# Task directions:
Your answer should be a single number: the count of lines in the material below that hold "seduta".

# Exercise data:
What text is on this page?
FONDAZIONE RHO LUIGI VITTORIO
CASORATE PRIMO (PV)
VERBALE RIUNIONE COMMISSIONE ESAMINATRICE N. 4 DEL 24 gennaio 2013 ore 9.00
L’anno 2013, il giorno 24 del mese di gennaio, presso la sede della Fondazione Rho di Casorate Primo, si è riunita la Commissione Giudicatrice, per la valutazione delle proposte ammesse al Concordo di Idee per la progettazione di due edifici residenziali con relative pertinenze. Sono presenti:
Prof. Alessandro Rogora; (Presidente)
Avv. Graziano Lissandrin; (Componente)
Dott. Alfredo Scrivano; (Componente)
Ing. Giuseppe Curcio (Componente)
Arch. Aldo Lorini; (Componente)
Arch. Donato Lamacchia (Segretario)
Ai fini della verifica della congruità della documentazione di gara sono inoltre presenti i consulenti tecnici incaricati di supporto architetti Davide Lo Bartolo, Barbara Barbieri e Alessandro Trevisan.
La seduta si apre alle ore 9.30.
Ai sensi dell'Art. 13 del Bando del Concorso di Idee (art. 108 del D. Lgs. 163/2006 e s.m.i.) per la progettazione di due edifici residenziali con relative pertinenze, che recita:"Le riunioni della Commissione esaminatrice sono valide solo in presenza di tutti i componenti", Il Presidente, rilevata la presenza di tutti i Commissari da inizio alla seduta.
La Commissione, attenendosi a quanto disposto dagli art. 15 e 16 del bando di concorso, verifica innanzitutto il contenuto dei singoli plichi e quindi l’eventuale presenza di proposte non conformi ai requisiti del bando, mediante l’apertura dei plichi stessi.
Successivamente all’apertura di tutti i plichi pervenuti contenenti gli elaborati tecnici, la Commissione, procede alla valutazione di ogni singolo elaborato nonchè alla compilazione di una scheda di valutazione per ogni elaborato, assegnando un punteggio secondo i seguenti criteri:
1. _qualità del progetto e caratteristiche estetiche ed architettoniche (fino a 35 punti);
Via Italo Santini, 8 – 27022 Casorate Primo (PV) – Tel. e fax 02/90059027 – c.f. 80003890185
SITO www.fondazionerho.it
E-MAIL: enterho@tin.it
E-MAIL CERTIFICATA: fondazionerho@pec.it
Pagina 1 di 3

# Correct answer:
2